◆ TASK
Determine the number of lines that contain the word "color", then state that number and nothing more.

(Items from a data source)

= = = = =

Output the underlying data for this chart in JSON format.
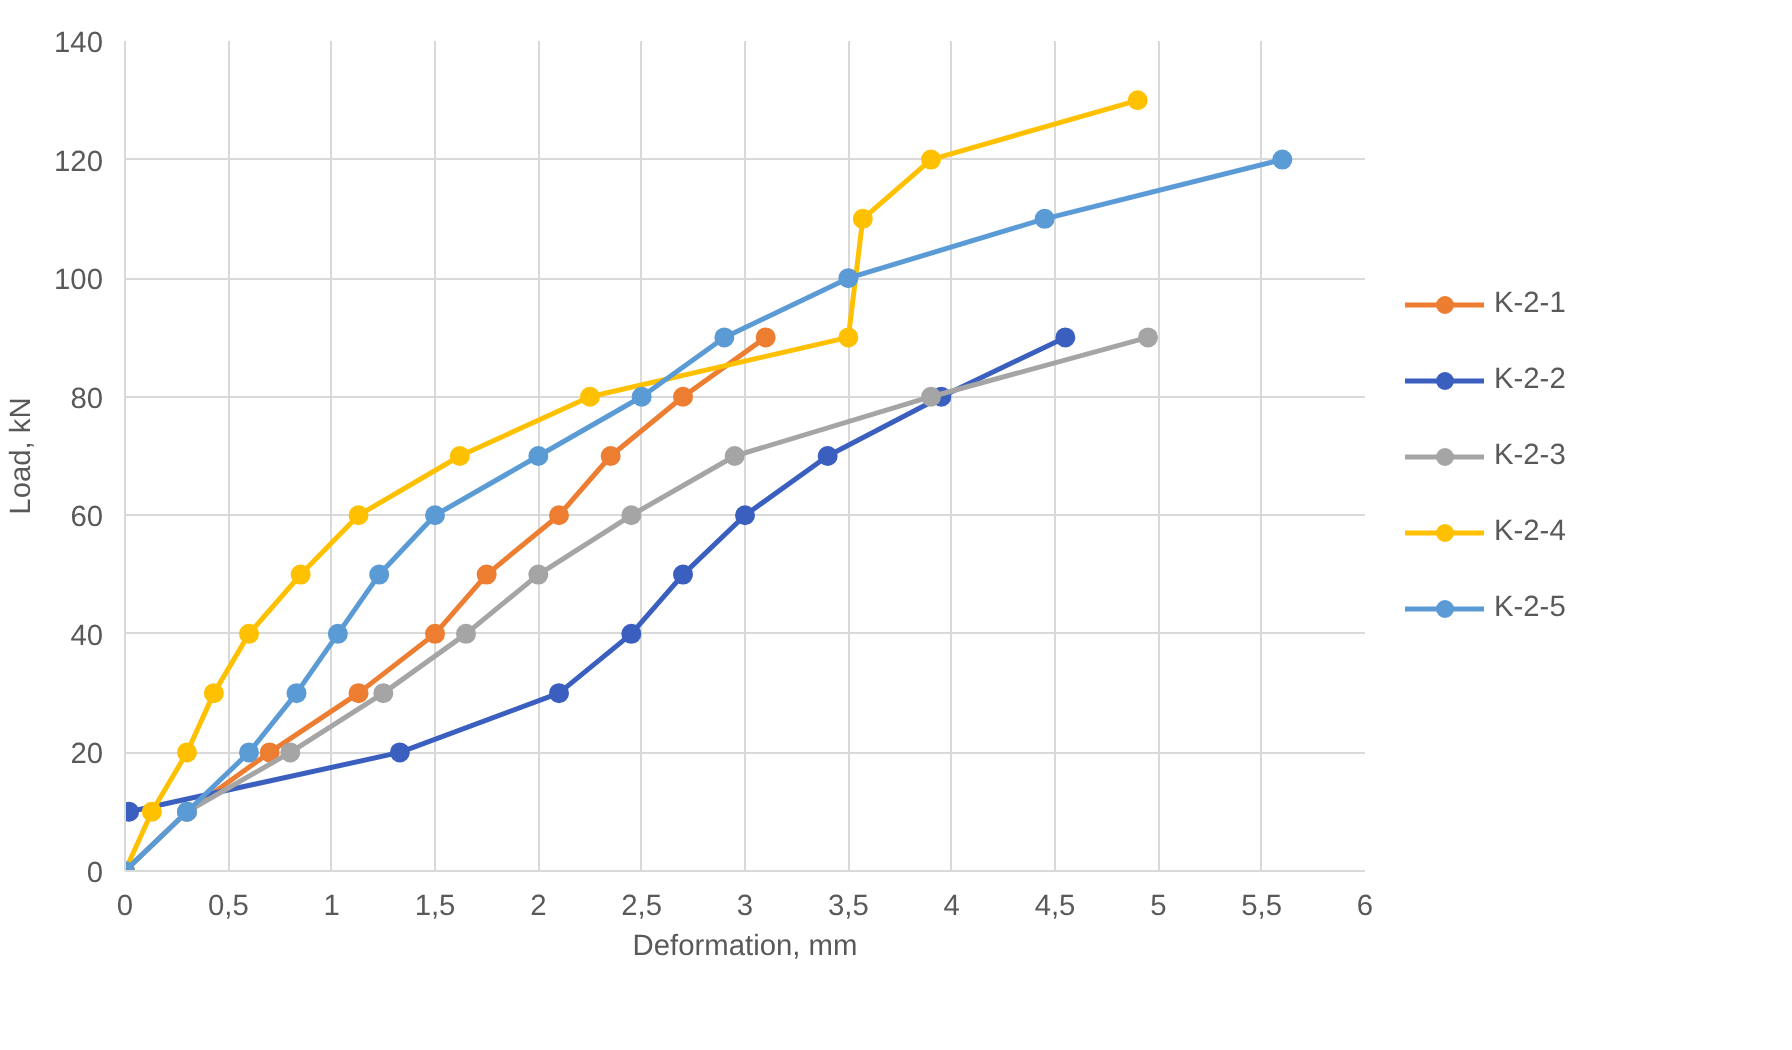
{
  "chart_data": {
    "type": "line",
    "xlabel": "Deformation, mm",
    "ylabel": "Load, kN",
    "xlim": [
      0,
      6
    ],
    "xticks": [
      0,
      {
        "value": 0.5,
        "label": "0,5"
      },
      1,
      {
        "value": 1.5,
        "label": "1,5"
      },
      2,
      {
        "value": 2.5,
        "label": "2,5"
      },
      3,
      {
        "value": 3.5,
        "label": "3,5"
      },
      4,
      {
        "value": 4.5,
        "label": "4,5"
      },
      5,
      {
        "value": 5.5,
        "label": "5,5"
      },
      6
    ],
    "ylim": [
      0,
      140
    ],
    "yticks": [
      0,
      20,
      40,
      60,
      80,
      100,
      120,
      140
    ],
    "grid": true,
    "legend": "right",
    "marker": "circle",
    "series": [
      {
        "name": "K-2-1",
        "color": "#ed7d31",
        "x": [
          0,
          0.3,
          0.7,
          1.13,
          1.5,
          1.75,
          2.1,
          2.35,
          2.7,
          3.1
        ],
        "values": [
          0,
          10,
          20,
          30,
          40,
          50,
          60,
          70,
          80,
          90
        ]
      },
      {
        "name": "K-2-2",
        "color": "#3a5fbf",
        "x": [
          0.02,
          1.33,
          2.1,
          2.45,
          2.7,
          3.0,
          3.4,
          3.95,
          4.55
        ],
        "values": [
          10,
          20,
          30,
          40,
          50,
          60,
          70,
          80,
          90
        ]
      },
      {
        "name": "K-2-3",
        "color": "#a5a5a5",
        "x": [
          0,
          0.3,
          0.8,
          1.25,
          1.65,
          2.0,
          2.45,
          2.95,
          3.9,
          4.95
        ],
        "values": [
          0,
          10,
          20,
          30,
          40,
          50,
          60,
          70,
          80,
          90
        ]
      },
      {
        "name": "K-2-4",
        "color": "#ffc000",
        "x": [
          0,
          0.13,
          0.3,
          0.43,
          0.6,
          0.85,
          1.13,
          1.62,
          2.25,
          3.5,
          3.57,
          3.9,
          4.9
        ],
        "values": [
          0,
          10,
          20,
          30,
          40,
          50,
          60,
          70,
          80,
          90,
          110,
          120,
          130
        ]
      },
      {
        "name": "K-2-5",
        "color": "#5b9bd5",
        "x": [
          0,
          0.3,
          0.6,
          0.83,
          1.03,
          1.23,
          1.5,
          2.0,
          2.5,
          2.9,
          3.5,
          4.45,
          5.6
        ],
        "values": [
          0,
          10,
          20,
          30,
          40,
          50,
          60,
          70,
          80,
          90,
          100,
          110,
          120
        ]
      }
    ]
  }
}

= = = = =

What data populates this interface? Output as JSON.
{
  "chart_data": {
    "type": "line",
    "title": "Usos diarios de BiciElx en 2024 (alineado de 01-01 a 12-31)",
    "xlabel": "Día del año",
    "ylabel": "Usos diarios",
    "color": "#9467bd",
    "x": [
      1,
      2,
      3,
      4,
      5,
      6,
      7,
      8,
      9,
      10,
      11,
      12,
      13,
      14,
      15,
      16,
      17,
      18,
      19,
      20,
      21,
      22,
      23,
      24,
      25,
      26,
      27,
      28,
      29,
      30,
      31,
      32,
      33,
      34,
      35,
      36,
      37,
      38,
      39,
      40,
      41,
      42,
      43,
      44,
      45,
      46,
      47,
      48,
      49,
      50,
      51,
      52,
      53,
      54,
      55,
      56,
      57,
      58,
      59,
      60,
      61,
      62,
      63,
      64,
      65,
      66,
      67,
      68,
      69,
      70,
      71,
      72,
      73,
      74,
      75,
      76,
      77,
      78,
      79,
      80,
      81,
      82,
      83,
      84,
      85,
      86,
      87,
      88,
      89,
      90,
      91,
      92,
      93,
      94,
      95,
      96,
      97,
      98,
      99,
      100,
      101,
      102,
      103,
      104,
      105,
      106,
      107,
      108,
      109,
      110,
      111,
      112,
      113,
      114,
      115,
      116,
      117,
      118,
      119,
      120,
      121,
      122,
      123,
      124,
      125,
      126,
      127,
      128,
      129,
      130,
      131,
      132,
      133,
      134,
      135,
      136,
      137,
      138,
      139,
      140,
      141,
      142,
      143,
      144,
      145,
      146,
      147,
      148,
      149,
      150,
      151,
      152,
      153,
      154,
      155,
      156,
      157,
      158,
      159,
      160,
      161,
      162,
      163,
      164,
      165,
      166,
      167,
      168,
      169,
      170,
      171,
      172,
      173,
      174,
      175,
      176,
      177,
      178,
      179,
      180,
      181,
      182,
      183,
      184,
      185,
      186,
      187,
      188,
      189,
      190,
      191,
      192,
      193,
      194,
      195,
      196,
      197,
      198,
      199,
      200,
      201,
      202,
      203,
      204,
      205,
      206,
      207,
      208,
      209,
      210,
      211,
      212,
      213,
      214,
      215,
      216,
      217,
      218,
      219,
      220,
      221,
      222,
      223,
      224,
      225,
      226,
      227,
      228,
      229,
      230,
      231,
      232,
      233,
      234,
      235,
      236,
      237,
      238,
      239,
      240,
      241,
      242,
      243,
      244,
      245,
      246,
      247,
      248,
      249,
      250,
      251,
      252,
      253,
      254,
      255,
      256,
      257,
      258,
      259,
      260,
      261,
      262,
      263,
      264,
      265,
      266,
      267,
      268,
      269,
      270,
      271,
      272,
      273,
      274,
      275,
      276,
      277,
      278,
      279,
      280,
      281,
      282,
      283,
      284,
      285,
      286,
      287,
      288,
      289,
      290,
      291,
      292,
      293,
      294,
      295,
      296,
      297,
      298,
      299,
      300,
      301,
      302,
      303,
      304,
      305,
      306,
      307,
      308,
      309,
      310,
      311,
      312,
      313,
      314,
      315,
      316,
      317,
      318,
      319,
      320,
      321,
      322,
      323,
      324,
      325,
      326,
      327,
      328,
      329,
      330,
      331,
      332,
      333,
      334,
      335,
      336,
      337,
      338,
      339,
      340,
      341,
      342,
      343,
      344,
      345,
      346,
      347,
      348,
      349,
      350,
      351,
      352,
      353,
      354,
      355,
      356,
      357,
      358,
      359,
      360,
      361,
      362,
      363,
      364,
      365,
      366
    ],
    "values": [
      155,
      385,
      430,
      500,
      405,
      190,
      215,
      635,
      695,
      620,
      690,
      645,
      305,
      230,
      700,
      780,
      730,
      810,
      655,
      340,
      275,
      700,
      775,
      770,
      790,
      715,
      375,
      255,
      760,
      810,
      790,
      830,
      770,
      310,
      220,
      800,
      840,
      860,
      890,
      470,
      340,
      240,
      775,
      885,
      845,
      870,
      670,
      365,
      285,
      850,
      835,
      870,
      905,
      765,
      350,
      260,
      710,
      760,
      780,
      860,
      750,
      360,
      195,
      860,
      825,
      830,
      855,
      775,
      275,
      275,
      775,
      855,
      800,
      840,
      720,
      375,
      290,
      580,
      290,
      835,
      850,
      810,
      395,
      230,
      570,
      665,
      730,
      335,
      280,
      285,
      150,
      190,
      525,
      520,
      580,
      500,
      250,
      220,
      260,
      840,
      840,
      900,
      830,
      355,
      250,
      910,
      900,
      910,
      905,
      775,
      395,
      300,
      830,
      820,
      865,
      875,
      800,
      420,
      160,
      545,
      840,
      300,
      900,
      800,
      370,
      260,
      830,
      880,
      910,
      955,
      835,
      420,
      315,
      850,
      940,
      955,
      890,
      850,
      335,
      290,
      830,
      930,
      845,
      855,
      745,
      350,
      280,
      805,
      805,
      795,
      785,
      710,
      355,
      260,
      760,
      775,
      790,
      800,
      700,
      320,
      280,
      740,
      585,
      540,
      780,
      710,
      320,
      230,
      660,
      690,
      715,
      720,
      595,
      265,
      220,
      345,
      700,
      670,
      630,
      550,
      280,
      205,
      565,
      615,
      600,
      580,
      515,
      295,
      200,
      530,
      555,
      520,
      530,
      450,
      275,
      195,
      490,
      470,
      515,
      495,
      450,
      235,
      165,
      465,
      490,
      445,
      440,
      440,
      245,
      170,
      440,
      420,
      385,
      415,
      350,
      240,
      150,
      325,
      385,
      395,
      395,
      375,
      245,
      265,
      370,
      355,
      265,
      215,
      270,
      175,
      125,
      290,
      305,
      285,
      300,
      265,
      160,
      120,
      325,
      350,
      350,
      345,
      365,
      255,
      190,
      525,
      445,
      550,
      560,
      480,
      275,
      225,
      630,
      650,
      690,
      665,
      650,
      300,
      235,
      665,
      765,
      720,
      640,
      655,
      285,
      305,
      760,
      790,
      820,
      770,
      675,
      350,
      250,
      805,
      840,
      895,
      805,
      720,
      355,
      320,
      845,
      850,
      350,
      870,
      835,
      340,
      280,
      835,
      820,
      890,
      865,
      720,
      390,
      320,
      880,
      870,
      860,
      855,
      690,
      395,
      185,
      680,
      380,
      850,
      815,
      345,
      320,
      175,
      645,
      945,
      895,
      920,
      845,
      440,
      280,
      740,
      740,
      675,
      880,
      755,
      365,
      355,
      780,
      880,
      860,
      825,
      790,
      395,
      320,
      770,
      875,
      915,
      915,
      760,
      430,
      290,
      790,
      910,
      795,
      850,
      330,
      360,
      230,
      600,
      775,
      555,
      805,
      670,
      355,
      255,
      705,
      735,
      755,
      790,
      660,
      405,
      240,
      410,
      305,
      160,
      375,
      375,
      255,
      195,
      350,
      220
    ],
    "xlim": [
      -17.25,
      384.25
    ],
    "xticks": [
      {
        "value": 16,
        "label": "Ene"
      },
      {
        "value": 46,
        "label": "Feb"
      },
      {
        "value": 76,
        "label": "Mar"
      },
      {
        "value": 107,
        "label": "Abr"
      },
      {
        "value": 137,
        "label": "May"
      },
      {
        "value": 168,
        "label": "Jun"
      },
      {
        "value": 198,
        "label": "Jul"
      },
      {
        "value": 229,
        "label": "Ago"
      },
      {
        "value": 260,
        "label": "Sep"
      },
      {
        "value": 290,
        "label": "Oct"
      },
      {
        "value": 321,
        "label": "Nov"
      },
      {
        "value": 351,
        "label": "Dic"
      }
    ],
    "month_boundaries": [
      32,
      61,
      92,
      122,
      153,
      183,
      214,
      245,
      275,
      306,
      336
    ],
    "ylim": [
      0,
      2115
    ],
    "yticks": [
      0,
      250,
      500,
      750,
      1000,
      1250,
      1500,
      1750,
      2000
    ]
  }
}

= = = = =

◆ EXERCISE RESPONSE
6